Collected data entries:

+ + +

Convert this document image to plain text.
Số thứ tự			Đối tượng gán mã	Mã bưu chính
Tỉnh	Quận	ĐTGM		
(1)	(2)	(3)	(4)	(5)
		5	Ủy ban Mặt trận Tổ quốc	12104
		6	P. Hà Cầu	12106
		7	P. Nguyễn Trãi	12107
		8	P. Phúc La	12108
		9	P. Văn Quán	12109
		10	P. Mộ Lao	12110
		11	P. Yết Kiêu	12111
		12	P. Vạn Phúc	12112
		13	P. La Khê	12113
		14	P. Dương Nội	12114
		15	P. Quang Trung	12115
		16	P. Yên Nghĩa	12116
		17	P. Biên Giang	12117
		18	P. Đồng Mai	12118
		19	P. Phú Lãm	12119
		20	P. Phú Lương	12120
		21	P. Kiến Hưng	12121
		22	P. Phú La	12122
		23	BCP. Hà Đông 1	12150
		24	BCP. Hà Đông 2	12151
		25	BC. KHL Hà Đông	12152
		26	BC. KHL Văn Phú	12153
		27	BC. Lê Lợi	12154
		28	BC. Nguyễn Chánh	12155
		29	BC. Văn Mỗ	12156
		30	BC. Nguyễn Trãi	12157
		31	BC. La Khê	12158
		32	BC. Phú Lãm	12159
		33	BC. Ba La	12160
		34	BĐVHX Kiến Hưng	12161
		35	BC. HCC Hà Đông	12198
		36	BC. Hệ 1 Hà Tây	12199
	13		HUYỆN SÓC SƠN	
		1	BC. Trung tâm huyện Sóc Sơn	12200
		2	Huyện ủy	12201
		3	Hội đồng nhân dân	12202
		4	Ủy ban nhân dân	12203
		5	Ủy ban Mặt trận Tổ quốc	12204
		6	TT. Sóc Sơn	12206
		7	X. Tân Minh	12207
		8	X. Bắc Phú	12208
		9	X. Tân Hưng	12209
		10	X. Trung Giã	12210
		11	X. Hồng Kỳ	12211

+ + +

GOAL: Without changing a word, restate the whole listing.

OUTPUT FOR THIS TASK:
Convert this document image to plain text.
Số thứ tự			Đối tượng gán mã	Mã bưu chính
Tỉnh	Quận	ĐTGM		
(1)	(2)	(3)	(4)	(5)
		5	Ủy ban Mặt trận Tổ quốc	12104
		6	P. Hà Cầu	12106
		7	P. Nguyễn Trãi	12107
		8	P. Phúc La	12108
		9	P. Văn Quán	12109
		10	P. Mộ Lao	12110
		11	P. Yết Kiêu	12111
		12	P. Vạn Phúc	12112
		13	P. La Khê	12113
		14	P. Dương Nội	12114
		15	P. Quang Trung	12115
		16	P. Yên Nghĩa	12116
		17	P. Biên Giang	12117
		18	P. Đồng Mai	12118
		19	P. Phú Lãm	12119
		20	P. Phú Lương	12120
		21	P. Kiến Hưng	12121
		22	P. Phú La	12122
		23	BCP. Hà Đông 1	12150
		24	BCP. Hà Đông 2	12151
		25	BC. KHL Hà Đông	12152
		26	BC. KHL Văn Phú	12153
		27	BC. Lê Lợi	12154
		28	BC. Nguyễn Chánh	12155
		29	BC. Văn Mỗ	12156
		30	BC. Nguyễn Trãi	12157
		31	BC. La Khê	12158
		32	BC. Phú Lãm	12159
		33	BC. Ba La	12160
		34	BĐVHX Kiến Hưng	12161
		35	BC. HCC Hà Đông	12198
		36	BC. Hệ 1 Hà Tây	12199
	13		HUYỆN SÓC SƠN	
		1	BC. Trung tâm huyện Sóc Sơn	12200
		2	Huyện ủy	12201
		3	Hội đồng nhân dân	12202
		4	Ủy ban nhân dân	12203
		5	Ủy ban Mặt trận Tổ quốc	12204
		6	TT. Sóc Sơn	12206
		7	X. Tân Minh	12207
		8	X. Bắc Phú	12208
		9	X. Tân Hưng	12209
		10	X. Trung Giã	12210
		11	X. Hồng Kỳ	12211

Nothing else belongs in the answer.